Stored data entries
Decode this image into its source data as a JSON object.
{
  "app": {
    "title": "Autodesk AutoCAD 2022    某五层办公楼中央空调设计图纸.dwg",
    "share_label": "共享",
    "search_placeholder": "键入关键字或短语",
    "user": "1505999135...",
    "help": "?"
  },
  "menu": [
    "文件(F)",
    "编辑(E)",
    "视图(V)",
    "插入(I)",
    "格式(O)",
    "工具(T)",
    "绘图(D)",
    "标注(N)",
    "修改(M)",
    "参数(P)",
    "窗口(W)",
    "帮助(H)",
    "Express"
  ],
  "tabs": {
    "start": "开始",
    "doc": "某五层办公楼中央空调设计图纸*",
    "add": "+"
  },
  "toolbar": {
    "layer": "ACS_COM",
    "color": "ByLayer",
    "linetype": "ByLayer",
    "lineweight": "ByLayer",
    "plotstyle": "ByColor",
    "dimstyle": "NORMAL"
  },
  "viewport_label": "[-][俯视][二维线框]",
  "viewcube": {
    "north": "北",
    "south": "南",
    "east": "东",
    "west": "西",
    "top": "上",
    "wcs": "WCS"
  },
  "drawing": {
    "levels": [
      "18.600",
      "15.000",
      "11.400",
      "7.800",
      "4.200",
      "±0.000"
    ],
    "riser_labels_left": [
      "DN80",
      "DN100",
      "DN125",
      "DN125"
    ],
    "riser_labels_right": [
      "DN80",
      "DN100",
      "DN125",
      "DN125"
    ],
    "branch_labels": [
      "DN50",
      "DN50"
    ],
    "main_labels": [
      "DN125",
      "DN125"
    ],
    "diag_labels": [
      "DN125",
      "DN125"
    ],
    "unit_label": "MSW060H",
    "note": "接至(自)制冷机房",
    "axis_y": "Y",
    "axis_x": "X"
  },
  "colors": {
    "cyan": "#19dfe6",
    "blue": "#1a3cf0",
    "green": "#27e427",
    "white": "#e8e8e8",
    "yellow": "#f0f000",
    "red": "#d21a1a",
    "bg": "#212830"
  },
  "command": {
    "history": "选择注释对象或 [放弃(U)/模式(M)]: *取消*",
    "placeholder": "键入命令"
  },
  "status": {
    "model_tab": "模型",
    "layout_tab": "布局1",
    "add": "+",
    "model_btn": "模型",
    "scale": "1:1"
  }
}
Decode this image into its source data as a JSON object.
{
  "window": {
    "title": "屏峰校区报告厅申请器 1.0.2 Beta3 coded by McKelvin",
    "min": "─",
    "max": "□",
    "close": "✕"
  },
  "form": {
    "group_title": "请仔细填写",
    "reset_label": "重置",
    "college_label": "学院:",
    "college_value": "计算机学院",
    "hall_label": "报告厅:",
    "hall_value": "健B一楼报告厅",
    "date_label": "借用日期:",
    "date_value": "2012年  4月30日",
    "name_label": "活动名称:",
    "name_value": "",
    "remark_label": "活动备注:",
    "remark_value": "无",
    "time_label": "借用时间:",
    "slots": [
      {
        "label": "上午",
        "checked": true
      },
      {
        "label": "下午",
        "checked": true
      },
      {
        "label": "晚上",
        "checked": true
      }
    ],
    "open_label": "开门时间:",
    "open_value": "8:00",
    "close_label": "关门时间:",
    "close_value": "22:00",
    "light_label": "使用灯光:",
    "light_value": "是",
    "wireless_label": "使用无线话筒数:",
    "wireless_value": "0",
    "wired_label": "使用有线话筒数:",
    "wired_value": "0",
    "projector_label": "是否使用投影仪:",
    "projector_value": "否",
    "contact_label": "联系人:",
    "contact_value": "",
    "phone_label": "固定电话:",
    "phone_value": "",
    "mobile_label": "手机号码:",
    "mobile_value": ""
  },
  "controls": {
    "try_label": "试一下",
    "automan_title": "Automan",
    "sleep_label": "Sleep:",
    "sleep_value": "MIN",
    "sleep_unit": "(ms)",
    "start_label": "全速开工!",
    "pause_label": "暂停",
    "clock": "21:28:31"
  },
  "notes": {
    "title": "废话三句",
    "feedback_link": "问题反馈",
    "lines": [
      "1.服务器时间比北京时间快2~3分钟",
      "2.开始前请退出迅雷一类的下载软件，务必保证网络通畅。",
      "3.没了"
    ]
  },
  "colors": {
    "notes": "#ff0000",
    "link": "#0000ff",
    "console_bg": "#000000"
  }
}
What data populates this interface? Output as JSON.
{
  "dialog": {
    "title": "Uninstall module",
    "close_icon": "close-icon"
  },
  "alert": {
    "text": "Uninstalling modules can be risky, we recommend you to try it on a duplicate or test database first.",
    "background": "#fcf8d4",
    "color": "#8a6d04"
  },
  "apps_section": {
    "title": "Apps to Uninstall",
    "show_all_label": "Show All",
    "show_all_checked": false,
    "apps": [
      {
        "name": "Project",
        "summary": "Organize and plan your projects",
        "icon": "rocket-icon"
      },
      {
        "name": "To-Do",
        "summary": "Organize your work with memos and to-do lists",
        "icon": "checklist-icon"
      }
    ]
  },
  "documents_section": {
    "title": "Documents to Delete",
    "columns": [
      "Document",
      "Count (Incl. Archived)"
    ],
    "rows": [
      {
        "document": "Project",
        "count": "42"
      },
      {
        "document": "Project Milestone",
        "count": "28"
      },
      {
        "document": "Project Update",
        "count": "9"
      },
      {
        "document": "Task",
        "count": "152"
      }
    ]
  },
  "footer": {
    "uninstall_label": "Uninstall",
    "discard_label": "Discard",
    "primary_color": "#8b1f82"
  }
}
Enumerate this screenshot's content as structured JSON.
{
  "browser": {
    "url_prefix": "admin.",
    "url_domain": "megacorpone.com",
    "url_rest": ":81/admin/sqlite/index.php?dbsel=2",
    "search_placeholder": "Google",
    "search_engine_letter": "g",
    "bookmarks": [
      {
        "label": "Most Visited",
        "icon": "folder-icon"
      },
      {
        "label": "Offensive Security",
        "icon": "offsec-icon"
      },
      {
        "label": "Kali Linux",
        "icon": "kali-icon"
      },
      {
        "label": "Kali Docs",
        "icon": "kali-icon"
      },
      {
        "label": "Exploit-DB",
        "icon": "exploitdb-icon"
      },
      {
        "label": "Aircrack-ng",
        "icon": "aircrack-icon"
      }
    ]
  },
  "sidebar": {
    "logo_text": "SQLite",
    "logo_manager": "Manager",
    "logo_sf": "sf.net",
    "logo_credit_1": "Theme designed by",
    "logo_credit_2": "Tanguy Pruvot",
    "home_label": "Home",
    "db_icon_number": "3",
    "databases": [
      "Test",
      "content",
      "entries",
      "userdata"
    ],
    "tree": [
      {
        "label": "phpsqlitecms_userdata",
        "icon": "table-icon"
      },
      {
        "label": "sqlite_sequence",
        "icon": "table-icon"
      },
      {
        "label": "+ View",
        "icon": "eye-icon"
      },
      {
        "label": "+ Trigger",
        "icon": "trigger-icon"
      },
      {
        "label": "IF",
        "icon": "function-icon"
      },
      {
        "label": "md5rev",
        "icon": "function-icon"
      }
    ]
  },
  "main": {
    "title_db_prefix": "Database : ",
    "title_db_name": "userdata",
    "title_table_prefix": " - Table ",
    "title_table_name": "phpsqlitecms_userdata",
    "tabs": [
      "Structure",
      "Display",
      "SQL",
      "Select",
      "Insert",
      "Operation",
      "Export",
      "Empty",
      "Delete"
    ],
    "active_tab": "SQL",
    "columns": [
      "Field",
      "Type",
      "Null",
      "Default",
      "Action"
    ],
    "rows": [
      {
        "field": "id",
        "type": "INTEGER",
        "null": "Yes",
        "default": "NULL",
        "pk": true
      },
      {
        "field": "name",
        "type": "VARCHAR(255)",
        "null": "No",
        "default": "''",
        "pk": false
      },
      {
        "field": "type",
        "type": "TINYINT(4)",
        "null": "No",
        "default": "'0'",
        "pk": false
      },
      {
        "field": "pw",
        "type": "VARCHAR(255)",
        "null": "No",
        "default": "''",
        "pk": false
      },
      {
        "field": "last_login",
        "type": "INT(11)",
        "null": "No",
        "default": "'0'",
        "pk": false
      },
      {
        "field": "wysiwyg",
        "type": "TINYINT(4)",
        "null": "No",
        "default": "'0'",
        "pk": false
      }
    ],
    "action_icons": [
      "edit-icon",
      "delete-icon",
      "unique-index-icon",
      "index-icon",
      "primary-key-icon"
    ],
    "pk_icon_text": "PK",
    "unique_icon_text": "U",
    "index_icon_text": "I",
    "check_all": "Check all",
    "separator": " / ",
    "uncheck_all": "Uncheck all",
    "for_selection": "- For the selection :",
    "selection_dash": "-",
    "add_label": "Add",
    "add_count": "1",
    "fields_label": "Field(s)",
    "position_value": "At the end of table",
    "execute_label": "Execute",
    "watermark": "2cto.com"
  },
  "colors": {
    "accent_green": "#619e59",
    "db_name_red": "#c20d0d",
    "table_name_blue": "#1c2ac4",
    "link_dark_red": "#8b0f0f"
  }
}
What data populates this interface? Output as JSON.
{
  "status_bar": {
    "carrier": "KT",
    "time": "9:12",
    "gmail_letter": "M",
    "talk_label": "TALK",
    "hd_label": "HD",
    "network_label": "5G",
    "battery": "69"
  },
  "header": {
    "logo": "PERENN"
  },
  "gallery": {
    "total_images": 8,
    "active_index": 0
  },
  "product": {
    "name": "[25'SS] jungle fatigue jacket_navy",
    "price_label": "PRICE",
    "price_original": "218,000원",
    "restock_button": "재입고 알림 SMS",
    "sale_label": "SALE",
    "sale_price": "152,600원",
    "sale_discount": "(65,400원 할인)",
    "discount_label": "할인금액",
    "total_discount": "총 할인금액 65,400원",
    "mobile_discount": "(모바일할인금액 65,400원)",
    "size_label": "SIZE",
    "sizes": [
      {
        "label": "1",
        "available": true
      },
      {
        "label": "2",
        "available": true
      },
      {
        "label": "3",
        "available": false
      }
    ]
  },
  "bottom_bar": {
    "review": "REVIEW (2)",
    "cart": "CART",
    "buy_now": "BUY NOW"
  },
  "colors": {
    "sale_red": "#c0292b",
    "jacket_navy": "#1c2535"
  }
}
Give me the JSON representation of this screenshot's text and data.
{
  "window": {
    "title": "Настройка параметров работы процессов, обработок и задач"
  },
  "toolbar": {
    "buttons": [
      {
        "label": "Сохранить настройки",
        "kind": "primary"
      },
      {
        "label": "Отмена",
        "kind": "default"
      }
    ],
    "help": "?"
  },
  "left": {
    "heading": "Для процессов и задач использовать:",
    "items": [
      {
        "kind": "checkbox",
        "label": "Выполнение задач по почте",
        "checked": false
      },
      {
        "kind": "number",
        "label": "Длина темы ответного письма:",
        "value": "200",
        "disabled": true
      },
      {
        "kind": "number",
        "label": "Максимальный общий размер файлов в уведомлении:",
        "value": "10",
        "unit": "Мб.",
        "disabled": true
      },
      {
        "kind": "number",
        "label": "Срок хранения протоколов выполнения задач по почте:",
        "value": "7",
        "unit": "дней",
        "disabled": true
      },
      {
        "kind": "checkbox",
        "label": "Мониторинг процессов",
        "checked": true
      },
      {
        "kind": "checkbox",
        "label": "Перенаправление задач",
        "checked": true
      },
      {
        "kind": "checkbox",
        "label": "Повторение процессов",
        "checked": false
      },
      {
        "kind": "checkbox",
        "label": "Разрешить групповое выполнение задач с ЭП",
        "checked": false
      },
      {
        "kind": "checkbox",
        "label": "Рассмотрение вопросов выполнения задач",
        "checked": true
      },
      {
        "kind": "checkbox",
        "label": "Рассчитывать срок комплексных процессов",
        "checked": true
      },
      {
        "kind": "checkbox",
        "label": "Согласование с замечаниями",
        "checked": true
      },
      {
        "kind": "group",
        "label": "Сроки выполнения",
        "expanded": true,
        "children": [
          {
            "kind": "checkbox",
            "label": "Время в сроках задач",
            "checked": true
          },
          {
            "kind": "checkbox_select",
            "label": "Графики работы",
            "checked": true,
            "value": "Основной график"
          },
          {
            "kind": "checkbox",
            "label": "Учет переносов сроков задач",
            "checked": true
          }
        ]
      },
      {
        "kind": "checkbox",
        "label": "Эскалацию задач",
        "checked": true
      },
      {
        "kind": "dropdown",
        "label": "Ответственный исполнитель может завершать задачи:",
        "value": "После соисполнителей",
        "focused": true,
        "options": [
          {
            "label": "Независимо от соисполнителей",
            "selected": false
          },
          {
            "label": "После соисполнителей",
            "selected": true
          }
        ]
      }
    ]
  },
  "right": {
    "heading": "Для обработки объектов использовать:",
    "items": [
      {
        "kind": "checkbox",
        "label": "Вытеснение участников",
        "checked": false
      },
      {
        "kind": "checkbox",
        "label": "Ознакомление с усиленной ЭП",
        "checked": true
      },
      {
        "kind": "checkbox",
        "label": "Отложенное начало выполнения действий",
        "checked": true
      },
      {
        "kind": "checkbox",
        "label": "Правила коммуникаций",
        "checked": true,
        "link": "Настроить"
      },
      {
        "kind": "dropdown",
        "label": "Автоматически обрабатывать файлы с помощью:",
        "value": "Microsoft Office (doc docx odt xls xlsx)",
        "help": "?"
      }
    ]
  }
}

Task brief: How many of the listing's lines contain "Organize"? Respond with a single number and nothing else.

Finished exercise: 2